■ THE RECORDS ■
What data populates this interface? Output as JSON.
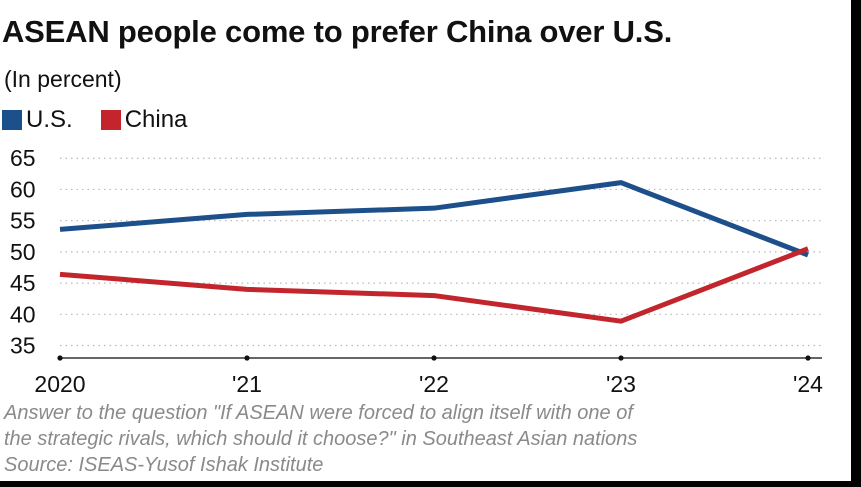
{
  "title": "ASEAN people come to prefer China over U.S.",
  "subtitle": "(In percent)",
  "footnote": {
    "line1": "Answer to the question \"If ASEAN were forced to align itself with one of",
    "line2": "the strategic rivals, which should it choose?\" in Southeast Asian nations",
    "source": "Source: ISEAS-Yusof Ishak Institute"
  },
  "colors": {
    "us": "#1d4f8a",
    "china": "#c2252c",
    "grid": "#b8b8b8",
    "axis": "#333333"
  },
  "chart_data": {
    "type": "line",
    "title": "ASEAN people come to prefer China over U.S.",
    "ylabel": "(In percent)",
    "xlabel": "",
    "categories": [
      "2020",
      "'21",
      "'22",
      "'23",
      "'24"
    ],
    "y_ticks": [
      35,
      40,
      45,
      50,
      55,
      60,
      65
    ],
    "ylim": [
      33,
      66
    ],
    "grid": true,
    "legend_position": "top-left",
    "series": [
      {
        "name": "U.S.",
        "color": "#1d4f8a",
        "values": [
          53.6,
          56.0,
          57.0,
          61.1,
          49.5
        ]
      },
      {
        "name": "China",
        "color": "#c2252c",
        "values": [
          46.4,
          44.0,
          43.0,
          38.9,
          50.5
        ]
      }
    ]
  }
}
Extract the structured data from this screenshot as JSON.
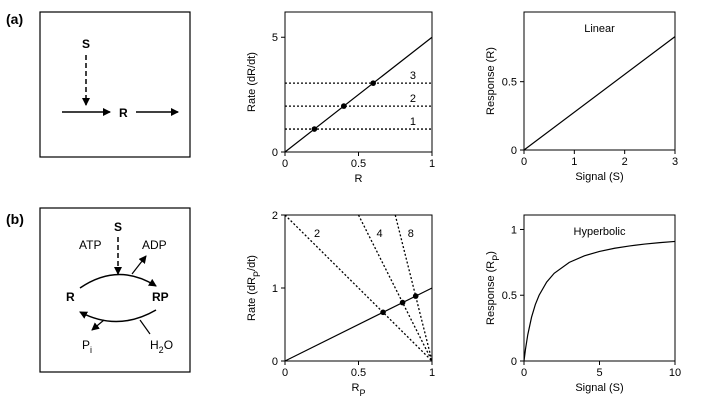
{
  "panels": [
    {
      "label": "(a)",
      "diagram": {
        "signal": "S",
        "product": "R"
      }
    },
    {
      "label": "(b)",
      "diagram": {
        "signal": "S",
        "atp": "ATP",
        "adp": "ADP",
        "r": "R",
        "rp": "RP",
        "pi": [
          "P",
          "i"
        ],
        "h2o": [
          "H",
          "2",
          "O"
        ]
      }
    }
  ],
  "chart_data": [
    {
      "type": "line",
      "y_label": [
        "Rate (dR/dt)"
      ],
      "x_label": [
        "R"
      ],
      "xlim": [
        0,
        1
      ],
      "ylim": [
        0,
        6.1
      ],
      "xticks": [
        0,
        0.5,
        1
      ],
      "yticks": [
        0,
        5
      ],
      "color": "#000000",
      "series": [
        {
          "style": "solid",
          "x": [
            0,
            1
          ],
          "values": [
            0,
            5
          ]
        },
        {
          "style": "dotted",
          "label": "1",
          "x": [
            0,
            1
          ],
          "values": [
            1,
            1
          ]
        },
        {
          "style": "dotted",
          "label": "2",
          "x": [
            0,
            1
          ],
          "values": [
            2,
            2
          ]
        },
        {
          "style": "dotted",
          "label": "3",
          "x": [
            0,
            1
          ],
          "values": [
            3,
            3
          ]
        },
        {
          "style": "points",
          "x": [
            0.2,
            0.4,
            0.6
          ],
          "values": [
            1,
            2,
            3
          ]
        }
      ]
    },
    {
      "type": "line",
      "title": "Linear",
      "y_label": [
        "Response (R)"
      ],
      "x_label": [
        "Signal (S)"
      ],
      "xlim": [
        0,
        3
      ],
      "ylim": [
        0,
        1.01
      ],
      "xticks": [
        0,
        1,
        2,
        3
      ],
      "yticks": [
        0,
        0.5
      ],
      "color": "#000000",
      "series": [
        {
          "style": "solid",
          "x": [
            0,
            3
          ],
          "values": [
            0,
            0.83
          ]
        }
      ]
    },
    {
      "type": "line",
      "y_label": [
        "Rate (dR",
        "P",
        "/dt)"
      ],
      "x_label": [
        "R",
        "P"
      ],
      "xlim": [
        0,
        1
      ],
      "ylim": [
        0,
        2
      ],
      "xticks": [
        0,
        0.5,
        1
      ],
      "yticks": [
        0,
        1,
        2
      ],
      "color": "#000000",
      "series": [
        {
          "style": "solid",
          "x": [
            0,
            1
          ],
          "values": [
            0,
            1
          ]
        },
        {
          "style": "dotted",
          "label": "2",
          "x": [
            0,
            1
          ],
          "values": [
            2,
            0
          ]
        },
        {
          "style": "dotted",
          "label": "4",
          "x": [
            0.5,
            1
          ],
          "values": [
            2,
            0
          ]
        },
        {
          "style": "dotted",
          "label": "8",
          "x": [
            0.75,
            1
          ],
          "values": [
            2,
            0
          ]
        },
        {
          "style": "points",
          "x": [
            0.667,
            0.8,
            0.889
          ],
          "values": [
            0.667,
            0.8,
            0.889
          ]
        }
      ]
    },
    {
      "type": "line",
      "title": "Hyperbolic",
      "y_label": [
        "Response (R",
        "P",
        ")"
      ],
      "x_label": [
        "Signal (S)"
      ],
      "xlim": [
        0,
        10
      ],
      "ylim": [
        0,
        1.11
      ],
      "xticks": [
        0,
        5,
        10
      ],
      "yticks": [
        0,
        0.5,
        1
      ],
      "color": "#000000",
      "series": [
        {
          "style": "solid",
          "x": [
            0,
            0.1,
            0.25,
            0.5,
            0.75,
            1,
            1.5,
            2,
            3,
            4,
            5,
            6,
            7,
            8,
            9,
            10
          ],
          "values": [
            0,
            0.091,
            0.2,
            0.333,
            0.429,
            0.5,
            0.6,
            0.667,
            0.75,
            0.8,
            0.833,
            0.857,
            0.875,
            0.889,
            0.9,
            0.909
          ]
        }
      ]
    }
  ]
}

■ GIVEN INSTRUCTION ■
Work through the records above line by line and count those that hold the string "people". Give only the result.

■ SOLUTION TO THIS TASK ■
2